**Aim:**
Present the following entries again, word for word and in full.

:::

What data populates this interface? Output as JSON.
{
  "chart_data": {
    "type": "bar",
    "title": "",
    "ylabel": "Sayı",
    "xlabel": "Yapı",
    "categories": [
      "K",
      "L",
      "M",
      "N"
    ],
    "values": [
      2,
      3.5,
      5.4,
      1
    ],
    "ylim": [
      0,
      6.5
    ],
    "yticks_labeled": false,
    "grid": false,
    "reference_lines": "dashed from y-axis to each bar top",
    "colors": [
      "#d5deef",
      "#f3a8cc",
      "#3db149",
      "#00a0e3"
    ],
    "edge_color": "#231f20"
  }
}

:::

**Answer to the task:**
What data populates this interface? Output as JSON.
{
  "chart_data": {
    "type": "bar",
    "title": "",
    "ylabel": "Sayı",
    "xlabel": "Yapı",
    "categories": [
      "K",
      "L",
      "M",
      "N"
    ],
    "values": [
      2,
      3.5,
      5.4,
      1
    ],
    "ylim": [
      0,
      6.5
    ],
    "yticks_labeled": false,
    "grid": false,
    "reference_lines": "dashed from y-axis to each bar top",
    "colors": [
      "#d5deef",
      "#f3a8cc",
      "#3db149",
      "#00a0e3"
    ],
    "edge_color": "#231f20"
  }
}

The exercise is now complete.